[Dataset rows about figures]
[start]

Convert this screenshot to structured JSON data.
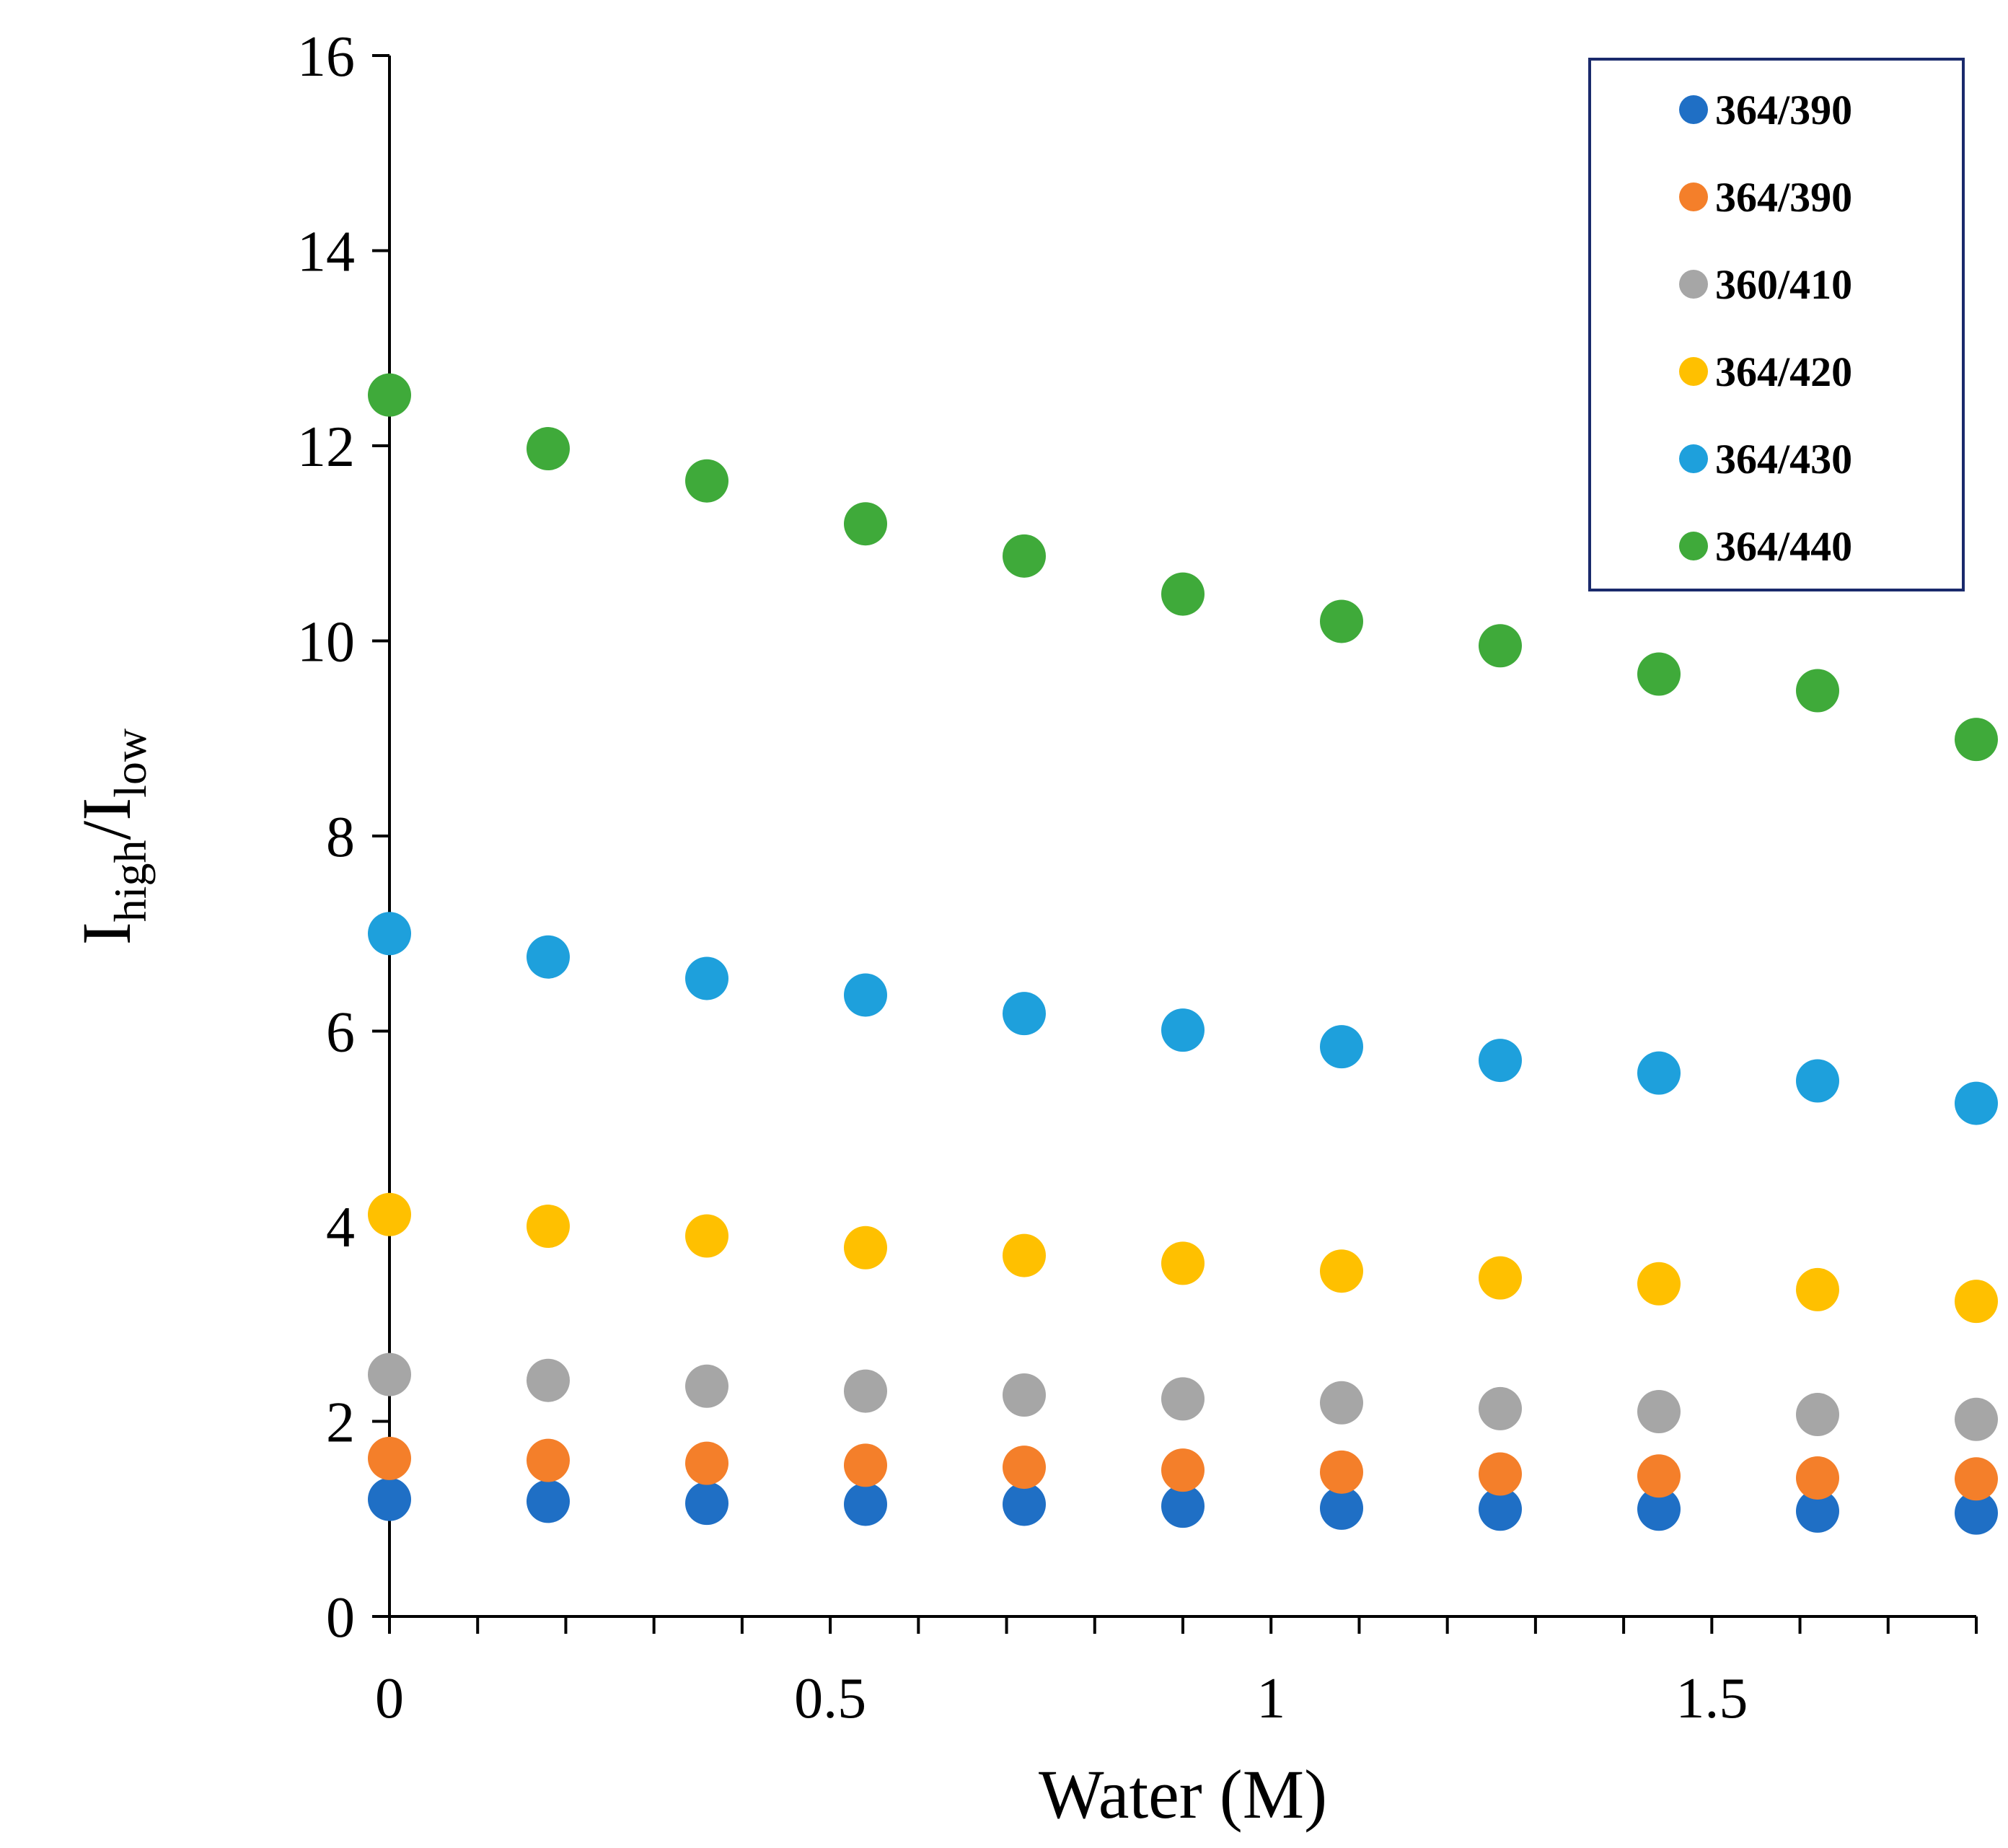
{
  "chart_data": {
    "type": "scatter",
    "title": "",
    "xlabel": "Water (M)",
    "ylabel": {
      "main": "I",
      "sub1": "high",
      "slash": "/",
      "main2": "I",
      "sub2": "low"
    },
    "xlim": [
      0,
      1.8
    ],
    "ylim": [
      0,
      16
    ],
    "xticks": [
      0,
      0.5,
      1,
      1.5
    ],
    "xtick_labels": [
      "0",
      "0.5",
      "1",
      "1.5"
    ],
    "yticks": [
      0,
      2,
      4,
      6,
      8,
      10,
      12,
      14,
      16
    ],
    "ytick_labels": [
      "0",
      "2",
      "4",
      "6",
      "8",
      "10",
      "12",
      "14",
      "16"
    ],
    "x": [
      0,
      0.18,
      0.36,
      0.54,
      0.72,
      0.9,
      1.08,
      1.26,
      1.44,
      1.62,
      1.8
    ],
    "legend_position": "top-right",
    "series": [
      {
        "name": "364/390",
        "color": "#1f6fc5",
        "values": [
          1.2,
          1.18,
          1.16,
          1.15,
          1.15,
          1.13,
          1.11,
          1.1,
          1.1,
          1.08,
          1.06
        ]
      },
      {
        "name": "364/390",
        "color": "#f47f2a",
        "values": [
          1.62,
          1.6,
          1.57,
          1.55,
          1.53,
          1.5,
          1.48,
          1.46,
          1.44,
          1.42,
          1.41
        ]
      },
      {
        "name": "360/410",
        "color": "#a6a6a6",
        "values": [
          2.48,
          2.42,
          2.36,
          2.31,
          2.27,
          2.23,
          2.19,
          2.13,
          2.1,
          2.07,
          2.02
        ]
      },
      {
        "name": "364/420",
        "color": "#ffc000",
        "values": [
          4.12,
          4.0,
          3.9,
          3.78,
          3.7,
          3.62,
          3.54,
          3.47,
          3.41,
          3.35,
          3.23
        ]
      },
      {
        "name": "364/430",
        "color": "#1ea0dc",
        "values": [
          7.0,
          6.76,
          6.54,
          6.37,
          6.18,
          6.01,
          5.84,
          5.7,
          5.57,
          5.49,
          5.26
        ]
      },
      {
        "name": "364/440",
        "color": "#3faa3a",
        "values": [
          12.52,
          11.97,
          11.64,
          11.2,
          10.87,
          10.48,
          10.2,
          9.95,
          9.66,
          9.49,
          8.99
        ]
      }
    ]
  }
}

[end]
[start]

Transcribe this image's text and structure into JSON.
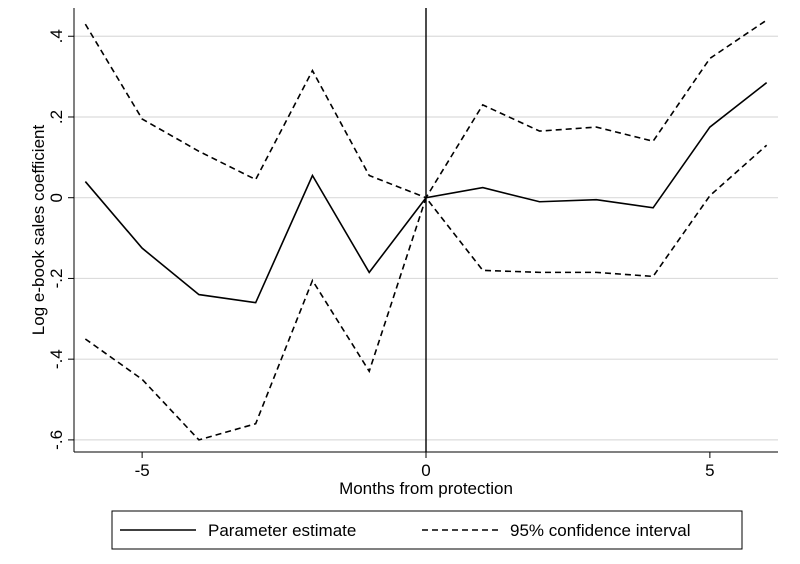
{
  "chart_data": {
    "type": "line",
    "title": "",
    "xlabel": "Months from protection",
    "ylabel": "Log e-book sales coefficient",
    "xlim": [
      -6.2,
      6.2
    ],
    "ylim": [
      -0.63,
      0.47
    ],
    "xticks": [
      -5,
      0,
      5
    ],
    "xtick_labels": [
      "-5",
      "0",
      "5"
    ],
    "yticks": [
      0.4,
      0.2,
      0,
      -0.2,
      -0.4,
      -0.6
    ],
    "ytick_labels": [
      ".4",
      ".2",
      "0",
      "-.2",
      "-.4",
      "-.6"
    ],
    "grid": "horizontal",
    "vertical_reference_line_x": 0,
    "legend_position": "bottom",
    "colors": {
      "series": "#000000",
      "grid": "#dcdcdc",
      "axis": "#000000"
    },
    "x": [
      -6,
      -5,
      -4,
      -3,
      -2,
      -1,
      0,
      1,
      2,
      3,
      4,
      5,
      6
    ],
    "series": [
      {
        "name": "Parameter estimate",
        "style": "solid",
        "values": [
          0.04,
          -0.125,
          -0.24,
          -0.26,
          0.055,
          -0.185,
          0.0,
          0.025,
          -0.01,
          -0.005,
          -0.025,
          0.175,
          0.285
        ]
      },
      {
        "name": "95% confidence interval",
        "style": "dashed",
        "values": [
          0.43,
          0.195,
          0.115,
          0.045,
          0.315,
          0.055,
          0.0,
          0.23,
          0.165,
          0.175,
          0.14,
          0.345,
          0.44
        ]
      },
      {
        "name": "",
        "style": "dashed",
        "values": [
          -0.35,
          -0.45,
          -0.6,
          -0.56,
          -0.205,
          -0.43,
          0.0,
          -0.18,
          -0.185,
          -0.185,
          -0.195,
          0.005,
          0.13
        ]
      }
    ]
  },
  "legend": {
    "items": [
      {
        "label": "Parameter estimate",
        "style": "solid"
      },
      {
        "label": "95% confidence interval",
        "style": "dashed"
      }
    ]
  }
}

[end]

WHAT THE EXERCISE ASKS
Go through the listing above line by line and say how many lines hold the word "estimate". Reply with that number only.

ANSWER BELOW
2